[Start of PROVIDED ENTRIES]

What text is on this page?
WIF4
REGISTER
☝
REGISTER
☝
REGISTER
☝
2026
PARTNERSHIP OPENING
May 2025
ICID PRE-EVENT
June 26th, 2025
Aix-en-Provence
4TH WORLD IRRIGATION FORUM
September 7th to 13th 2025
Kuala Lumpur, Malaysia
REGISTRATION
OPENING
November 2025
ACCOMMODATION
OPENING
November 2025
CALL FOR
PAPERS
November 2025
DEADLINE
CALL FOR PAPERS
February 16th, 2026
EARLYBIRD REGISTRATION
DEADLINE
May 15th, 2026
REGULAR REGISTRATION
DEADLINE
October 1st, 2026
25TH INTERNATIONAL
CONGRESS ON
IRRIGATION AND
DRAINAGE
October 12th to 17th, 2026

[End of PROVIDED ENTRIES]
[Start of PROVIDED ENTRIES]

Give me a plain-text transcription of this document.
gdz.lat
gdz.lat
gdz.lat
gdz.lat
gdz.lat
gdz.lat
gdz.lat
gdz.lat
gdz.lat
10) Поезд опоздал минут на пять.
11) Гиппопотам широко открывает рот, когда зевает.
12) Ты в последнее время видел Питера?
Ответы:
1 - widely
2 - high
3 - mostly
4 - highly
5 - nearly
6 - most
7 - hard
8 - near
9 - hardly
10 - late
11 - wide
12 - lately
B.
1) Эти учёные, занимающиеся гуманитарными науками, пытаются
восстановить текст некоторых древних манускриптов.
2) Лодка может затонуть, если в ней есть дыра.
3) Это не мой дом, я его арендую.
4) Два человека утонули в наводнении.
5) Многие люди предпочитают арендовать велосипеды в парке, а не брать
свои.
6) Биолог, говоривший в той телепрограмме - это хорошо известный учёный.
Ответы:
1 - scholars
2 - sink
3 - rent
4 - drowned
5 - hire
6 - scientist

[End of PROVIDED ENTRIES]

= REQUIREMENTS =
From the listing above, pick out every line containing "this".

= RESULT BELOW =
What text is on this page?
Give me a plain-text transcription of this document.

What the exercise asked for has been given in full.